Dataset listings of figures
* * *

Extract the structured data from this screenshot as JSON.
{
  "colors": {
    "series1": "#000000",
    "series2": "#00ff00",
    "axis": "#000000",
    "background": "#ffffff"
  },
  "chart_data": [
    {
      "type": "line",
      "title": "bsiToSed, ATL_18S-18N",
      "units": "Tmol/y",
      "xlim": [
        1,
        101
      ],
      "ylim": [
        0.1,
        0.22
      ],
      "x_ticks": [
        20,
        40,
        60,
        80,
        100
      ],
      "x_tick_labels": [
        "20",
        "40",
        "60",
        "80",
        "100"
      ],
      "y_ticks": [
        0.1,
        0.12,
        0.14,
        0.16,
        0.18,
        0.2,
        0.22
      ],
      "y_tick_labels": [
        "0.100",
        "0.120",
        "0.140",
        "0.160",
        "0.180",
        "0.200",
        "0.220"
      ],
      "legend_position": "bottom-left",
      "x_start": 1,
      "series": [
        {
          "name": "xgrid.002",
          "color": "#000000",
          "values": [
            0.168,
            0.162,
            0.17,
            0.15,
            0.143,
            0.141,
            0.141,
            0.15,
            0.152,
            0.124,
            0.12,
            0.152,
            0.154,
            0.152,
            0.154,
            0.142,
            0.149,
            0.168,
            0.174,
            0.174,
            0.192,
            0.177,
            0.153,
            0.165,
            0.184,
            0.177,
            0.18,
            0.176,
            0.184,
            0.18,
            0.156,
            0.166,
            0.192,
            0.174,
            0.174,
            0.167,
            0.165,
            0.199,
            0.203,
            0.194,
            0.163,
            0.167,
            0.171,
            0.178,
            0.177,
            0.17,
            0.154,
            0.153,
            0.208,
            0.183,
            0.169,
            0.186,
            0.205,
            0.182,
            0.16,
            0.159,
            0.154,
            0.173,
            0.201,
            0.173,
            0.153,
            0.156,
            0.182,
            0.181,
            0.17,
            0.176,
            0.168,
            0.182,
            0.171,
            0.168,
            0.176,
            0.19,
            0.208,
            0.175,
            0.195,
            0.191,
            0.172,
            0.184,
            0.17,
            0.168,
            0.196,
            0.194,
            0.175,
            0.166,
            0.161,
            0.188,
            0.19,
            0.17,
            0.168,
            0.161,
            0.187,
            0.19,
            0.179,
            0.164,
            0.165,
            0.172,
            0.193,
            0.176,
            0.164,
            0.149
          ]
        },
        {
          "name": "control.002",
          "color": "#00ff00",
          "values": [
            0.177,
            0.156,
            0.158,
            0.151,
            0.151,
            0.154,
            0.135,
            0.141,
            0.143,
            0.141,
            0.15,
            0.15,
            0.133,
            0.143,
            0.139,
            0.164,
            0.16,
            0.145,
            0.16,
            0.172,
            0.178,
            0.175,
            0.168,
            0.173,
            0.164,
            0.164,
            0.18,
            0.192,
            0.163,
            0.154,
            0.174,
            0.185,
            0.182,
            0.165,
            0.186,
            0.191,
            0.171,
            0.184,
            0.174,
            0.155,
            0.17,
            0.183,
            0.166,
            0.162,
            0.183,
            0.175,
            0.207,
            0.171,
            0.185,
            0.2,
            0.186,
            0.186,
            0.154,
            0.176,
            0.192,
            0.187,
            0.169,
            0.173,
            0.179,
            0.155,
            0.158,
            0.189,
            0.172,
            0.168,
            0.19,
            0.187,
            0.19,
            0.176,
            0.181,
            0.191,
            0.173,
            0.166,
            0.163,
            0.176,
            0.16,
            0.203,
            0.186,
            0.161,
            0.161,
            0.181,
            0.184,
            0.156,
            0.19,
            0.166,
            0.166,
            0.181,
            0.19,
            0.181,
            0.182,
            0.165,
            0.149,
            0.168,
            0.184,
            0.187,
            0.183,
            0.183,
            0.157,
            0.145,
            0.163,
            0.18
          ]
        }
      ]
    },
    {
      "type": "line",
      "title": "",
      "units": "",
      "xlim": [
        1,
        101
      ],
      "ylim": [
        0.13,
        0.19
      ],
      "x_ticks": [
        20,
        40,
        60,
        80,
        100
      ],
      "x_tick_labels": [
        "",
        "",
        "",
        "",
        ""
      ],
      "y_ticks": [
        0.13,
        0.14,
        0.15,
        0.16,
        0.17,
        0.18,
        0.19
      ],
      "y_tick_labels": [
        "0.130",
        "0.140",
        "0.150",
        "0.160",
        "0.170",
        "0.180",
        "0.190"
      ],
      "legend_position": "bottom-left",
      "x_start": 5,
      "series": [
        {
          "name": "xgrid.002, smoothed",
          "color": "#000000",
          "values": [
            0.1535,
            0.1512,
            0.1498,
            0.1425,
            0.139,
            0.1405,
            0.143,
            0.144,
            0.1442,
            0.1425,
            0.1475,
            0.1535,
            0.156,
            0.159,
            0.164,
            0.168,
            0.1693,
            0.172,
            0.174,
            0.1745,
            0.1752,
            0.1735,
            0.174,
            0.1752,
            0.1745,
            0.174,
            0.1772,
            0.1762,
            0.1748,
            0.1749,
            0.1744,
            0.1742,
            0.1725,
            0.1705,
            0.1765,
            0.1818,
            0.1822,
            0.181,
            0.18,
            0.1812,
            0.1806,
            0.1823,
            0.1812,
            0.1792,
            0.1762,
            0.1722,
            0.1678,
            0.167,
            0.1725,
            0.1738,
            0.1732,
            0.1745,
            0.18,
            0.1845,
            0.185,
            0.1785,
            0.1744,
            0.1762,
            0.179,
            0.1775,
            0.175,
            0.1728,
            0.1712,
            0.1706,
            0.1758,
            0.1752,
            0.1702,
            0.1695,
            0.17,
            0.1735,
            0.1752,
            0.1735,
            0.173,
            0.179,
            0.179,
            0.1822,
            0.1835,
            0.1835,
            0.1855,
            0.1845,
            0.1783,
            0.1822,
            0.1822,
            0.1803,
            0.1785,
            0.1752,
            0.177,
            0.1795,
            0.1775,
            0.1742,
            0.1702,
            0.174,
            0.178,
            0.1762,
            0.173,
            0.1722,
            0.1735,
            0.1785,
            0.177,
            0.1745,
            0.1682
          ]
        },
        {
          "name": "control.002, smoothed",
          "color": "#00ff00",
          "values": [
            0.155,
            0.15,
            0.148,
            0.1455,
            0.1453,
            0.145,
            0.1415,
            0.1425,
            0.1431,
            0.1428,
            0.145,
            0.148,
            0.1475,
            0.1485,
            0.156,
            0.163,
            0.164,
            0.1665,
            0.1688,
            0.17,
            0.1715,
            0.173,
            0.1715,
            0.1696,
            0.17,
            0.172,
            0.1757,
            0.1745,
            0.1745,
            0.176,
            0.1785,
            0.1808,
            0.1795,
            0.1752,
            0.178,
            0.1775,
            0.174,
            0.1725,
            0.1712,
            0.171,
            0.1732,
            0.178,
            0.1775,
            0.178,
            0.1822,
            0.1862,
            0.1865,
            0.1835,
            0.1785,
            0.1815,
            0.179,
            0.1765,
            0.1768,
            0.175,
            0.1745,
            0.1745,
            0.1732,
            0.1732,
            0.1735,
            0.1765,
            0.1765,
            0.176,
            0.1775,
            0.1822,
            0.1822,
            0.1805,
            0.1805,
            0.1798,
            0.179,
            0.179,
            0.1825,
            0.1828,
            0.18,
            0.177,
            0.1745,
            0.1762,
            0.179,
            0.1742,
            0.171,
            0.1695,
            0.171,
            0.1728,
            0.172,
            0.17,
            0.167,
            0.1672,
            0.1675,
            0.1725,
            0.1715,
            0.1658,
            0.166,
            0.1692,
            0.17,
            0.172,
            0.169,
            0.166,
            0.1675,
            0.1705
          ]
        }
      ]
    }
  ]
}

* * *

- _Direction_
Give every line of the material that includes the string "smoothed".

- _Response to this task_
          "name": "xgrid.002, smoothed",
          "name": "control.002, smoothed",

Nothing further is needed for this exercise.